→ **Work to be completed**: Go through the lines below and copy each one that holds the string "name".

→ **Material provided**:
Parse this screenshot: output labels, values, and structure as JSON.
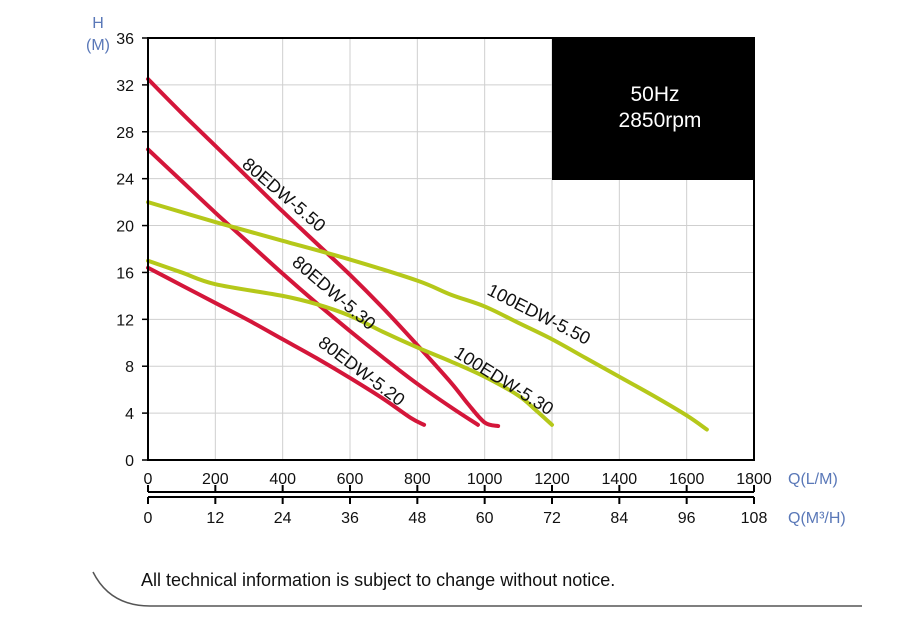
{
  "chart_data": {
    "type": "line",
    "y_axis": {
      "label_line1": "H",
      "label_line2": "(M)",
      "ticks": [
        0,
        4,
        8,
        12,
        16,
        20,
        24,
        28,
        32,
        36
      ],
      "ylim": [
        0,
        36
      ]
    },
    "x_axis_lpm": {
      "unit": "Q(L/M)",
      "ticks": [
        0,
        200,
        400,
        600,
        800,
        1000,
        1200,
        1400,
        1600,
        1800
      ],
      "xlim": [
        0,
        1800
      ]
    },
    "x_axis_m3h": {
      "unit": "Q(M³/H)",
      "ticks": [
        0,
        12,
        24,
        36,
        48,
        60,
        72,
        84,
        96,
        108
      ]
    },
    "grid": true,
    "condition_box": {
      "line1": "50Hz",
      "line2": "2850rpm",
      "color": "#000000"
    },
    "series": [
      {
        "name": "80EDW-5.50",
        "color": "#d4163a",
        "points": [
          [
            0,
            32.5
          ],
          [
            100,
            29.6
          ],
          [
            200,
            26.8
          ],
          [
            300,
            24.0
          ],
          [
            400,
            21.2
          ],
          [
            500,
            18.5
          ],
          [
            600,
            15.8
          ],
          [
            700,
            12.9
          ],
          [
            800,
            9.8
          ],
          [
            900,
            6.6
          ],
          [
            950,
            4.8
          ],
          [
            1000,
            3.2
          ],
          [
            1040,
            2.9
          ]
        ]
      },
      {
        "name": "80EDW-5.30",
        "color": "#d4163a",
        "points": [
          [
            0,
            26.5
          ],
          [
            100,
            23.8
          ],
          [
            200,
            21.1
          ],
          [
            300,
            18.5
          ],
          [
            400,
            15.9
          ],
          [
            500,
            13.4
          ],
          [
            600,
            11.0
          ],
          [
            700,
            8.7
          ],
          [
            800,
            6.5
          ],
          [
            900,
            4.5
          ],
          [
            980,
            3.0
          ]
        ]
      },
      {
        "name": "80EDW-5.20",
        "color": "#d4163a",
        "points": [
          [
            0,
            16.4
          ],
          [
            100,
            14.9
          ],
          [
            200,
            13.4
          ],
          [
            300,
            11.9
          ],
          [
            400,
            10.3
          ],
          [
            500,
            8.7
          ],
          [
            600,
            7.0
          ],
          [
            700,
            5.2
          ],
          [
            780,
            3.6
          ],
          [
            820,
            3.0
          ]
        ]
      },
      {
        "name": "100EDW-5.50",
        "color": "#b5c81a",
        "points": [
          [
            0,
            22.0
          ],
          [
            200,
            20.3
          ],
          [
            400,
            18.7
          ],
          [
            600,
            17.1
          ],
          [
            800,
            15.3
          ],
          [
            900,
            14.1
          ],
          [
            1000,
            13.1
          ],
          [
            1100,
            11.7
          ],
          [
            1200,
            10.3
          ],
          [
            1300,
            8.7
          ],
          [
            1400,
            7.1
          ],
          [
            1500,
            5.5
          ],
          [
            1600,
            3.8
          ],
          [
            1660,
            2.6
          ]
        ]
      },
      {
        "name": "100EDW-5.30",
        "color": "#b5c81a",
        "points": [
          [
            0,
            17.0
          ],
          [
            100,
            16.0
          ],
          [
            200,
            15.0
          ],
          [
            400,
            14.0
          ],
          [
            500,
            13.3
          ],
          [
            600,
            12.3
          ],
          [
            700,
            10.9
          ],
          [
            800,
            9.6
          ],
          [
            900,
            8.4
          ],
          [
            1000,
            7.1
          ],
          [
            1100,
            5.5
          ],
          [
            1150,
            4.3
          ],
          [
            1200,
            3.0
          ]
        ]
      }
    ]
  },
  "footer": {
    "note": "All technical information is subject to change without notice."
  }
}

→ **Response to the task**:
        "name": "80EDW-5.50",
        "name": "80EDW-5.30",
        "name": "80EDW-5.20",
        "name": "100EDW-5.50",
        "name": "100EDW-5.30",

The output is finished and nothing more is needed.